━━━ SUPPLIED MATERIAL ━━━

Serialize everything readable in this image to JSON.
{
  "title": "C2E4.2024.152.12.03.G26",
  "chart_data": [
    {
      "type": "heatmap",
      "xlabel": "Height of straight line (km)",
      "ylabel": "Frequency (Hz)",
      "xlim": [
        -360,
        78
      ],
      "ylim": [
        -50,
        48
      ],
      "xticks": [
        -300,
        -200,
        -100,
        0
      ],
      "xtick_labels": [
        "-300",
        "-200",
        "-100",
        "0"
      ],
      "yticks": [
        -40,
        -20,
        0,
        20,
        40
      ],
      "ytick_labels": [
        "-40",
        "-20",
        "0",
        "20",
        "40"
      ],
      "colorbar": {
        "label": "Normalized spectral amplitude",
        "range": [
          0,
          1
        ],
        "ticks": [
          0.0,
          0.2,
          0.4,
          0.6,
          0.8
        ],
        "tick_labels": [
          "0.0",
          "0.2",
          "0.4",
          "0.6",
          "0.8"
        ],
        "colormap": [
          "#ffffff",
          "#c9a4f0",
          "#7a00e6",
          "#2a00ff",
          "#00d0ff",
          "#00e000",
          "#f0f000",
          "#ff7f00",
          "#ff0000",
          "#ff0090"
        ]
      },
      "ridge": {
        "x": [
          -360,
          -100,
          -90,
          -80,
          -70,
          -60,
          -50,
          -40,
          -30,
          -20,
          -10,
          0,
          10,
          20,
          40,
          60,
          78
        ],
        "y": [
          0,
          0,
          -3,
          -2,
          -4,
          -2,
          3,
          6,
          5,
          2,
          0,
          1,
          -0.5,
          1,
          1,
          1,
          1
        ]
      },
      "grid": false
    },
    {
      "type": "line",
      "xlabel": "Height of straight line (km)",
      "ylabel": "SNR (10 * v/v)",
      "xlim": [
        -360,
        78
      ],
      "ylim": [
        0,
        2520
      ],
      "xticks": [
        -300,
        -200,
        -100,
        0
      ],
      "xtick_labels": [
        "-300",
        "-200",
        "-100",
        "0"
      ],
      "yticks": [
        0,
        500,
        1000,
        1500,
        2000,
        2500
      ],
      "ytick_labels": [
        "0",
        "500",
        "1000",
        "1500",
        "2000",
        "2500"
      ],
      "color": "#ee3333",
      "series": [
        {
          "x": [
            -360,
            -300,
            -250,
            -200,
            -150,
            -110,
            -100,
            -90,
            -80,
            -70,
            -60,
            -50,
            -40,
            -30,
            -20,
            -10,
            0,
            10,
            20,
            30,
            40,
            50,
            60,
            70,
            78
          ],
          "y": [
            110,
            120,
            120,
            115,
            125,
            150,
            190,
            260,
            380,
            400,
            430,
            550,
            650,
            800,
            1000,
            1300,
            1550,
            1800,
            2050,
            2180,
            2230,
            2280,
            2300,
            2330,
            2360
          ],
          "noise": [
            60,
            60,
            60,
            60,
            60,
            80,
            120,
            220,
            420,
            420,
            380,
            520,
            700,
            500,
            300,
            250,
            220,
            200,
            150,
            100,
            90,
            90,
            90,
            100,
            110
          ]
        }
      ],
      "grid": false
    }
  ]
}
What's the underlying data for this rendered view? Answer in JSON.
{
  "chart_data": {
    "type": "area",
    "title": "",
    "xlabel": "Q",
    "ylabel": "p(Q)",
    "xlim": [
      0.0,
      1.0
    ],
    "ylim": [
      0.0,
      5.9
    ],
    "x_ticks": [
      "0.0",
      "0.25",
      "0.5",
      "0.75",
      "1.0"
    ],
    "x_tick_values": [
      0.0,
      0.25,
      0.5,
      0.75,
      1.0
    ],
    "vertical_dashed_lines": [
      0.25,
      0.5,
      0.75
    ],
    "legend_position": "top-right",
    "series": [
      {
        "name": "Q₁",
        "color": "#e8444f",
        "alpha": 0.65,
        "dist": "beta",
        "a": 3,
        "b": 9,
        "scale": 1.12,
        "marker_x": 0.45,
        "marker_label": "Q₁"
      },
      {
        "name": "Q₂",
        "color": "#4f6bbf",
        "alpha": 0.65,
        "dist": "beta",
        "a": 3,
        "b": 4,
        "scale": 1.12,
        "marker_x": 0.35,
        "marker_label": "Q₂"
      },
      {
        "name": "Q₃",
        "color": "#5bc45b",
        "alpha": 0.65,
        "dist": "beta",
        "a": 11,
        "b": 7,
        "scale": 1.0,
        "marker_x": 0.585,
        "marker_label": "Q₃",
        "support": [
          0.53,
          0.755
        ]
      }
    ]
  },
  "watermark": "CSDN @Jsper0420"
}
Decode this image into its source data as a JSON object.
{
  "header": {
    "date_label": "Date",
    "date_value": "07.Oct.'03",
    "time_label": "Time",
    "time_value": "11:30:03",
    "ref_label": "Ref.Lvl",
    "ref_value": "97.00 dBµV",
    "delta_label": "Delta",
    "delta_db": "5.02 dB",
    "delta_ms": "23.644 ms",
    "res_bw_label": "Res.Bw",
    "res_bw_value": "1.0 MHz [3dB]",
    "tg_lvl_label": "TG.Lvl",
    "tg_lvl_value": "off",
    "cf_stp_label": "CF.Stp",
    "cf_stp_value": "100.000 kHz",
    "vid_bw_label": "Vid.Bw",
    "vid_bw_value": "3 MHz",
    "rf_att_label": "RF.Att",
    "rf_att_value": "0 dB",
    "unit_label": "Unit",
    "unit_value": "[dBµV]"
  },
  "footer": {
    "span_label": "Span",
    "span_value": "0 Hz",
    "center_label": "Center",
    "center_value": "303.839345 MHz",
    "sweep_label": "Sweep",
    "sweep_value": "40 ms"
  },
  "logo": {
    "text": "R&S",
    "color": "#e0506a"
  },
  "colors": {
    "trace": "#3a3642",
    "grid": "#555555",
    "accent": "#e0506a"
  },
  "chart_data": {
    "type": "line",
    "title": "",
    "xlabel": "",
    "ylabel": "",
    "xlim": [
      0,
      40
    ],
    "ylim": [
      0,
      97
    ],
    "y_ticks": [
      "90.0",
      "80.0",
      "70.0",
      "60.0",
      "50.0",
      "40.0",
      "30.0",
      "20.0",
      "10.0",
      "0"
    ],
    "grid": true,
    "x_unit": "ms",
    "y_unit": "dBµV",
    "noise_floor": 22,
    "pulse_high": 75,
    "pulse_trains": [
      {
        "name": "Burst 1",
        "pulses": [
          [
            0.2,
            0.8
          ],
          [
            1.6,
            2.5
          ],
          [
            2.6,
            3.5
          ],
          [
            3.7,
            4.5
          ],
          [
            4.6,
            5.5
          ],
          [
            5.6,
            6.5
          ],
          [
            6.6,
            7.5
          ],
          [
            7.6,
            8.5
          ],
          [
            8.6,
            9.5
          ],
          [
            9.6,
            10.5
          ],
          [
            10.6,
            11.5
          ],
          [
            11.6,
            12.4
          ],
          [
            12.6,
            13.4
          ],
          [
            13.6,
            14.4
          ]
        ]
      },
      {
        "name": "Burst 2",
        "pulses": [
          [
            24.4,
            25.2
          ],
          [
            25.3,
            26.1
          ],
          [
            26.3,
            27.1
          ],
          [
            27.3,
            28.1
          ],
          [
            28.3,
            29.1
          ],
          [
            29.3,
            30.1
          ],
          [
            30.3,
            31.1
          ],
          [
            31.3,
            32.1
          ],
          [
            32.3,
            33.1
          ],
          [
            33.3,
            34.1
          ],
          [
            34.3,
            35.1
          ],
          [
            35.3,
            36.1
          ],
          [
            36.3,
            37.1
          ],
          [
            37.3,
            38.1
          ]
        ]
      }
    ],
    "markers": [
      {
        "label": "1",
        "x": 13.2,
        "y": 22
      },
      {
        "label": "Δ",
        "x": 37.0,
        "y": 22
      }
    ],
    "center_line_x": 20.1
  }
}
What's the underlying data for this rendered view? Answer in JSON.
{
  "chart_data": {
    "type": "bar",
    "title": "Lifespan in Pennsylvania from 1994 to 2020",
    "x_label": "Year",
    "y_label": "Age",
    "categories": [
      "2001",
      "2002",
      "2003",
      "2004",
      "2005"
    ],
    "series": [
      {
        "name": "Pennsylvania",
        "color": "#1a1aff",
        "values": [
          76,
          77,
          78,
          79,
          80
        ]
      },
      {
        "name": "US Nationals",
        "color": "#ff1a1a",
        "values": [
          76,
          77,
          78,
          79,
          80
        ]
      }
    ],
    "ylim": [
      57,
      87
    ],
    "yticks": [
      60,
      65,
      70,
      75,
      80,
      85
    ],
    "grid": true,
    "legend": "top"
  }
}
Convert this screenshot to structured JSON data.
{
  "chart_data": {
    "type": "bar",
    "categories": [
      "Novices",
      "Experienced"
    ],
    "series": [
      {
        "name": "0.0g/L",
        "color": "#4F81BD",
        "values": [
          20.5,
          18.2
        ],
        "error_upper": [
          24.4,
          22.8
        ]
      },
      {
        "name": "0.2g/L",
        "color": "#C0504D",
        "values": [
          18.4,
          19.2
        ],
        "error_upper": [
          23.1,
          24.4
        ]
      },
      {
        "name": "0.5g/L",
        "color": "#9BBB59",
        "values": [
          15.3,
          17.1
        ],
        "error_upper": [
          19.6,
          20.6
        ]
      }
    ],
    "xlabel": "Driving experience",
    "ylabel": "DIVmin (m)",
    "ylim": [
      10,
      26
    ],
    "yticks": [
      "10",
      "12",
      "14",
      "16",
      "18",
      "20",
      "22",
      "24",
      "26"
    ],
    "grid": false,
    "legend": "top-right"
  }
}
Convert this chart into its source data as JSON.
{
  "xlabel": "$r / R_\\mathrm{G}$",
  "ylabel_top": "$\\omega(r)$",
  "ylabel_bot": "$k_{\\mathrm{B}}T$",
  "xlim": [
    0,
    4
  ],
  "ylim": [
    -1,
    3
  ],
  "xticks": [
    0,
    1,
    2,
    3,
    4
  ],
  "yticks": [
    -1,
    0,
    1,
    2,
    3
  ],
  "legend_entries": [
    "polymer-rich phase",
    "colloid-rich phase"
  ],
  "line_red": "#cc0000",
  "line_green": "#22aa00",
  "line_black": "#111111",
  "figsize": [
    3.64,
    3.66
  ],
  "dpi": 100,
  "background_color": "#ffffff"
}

━━━

Copy each line above that contains the string "source".

Decode this image into its source data as a JSON object.
Convert this chart into its source data as JSON.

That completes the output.